• [INSTRUCTION A]:
Using the wildlife habitat conservation excerpt, decide whether each statement agrees with it, answering yes or no and quoting the deciding words: (i) Oregon required replanting after tree harvests starting in 1971; (ii) sound forest management principles should target only industry interests; (iii) Earth observation and satellite data allow remote monitoring.

• [SOURCE EXCERPT]:
-=-=-
Community Engagement in Wildlife Habitat Conservation

The role of local communities in sustainable forestry practices cannot be overstated. As inhabitants of the woods, those who live, work and play in or near working forests have a vested stake in keeping and improving wildlife habitats.

Promoting sound forest management principles goes beyond targeting industry interests. Successful wildlife conservation requires targeted collaboration between all stakeholders in the community, including landowners, businesses, schools, local governments and residents.

Research and Technology in Wildlife Habitat Conservation

Technological advancement is changing the way forest managers monitor forest health and prevent potential threats to delicate wildlife habitats.

Earth observation and satellite data play a pivotal role by providing remote monitoring capabilities that lead to valuable insights on how ecosystems are changing over time. This information helps guide decisions regarding land management practices, directly impacting wildlife habitat preservation.

Foresters are also equipped with a more modern selection of tools and techniques to proactively identify, predict and prevent potential threats before significant damage has been done.

Collaboration between research institutions, technology companies, forestry schools, active forest managers and private forest landowners is paving the way towards more effective sustainability practices.

Certification, Compliance and the Code of Ethics

In 1971, Oregon was the first state to mandate replanting following the harvest of trees from forested land. We have come a long way over the past half a century, and today, sustainable forestry is almost universally accepted across the industry as a shared vision and goal. This is good for people, great for trees, and even better for the wildlife that depend on forest habitats to live.
-=-=-
[Boxed element entries]
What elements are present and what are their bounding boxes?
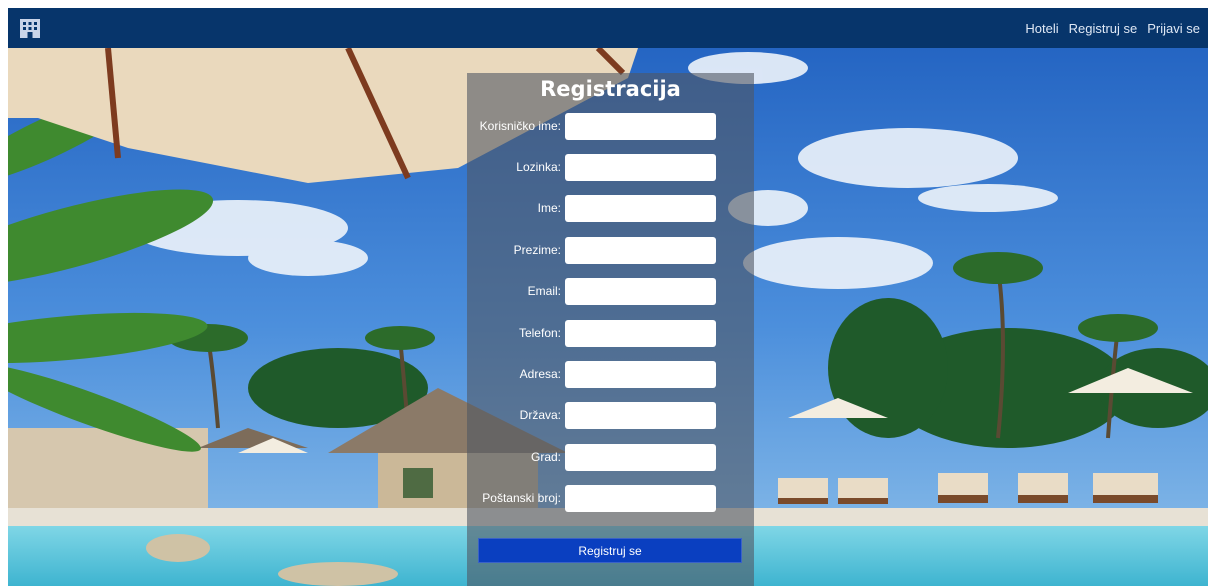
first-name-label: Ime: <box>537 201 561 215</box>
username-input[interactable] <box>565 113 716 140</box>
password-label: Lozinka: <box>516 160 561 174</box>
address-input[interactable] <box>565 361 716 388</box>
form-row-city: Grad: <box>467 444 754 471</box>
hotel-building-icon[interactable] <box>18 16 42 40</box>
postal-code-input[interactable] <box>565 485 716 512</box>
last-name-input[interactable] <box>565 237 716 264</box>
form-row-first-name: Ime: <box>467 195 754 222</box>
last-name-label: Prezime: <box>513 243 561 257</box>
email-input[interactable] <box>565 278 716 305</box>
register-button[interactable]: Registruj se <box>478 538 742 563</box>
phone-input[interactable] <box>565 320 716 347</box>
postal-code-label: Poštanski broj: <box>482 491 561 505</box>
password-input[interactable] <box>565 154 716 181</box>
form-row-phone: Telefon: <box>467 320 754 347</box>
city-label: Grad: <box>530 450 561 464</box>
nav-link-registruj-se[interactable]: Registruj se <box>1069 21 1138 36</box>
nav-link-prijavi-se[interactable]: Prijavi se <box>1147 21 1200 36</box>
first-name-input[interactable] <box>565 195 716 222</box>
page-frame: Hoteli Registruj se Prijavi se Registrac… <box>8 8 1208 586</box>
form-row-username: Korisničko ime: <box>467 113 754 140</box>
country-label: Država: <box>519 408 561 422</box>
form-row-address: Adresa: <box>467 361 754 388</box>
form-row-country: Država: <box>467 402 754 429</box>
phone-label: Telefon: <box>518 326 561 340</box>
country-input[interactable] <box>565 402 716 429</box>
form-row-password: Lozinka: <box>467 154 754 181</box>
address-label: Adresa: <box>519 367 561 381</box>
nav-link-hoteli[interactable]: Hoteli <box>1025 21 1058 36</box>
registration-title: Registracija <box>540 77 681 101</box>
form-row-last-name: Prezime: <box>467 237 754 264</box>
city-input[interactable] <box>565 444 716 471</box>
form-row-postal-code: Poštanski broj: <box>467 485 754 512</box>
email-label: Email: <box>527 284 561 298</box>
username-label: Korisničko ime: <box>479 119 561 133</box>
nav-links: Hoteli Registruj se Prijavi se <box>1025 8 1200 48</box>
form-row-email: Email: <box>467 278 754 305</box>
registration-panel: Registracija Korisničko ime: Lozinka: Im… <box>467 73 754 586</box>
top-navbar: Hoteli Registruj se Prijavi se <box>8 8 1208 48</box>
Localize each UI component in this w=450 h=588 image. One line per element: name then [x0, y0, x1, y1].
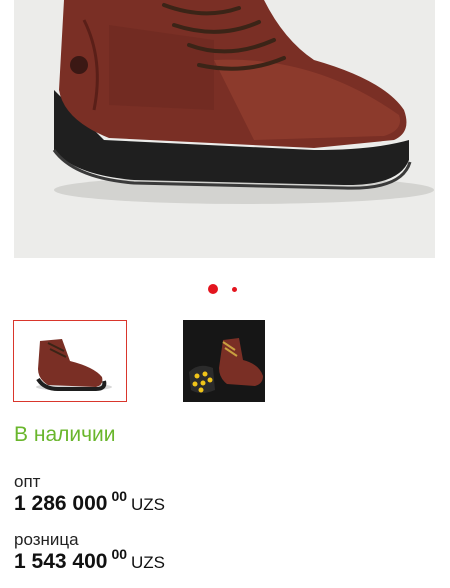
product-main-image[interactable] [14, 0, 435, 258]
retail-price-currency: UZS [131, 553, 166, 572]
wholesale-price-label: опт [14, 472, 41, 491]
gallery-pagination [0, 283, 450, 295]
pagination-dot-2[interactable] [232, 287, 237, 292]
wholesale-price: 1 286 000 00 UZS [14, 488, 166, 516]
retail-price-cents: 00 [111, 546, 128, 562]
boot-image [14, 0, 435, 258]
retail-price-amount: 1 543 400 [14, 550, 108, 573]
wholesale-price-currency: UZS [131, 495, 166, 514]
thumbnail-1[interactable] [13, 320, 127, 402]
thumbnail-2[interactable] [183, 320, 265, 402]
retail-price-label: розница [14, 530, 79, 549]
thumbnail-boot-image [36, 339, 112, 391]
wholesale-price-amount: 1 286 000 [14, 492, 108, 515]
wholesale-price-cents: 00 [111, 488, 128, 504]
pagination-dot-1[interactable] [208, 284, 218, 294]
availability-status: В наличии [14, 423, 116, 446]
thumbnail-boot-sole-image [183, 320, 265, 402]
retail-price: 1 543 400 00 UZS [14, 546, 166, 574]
-=-=-
• [INSTRUCTION B]:
How many lines in the rows above contain the string "retail"? Give the number only.

• [ANSWER A]:
(i) Yes: "In 1971, Oregon was the first state to mandate replanting following the harvest of trees from forested land."
(ii) No: "Promoting sound forest management principles goes beyond targeting industry interests."
(iii) Yes: "Earth observation and satellite data play a pivotal role by providing remote monitoring capabilities"

• [ANSWER B]:
5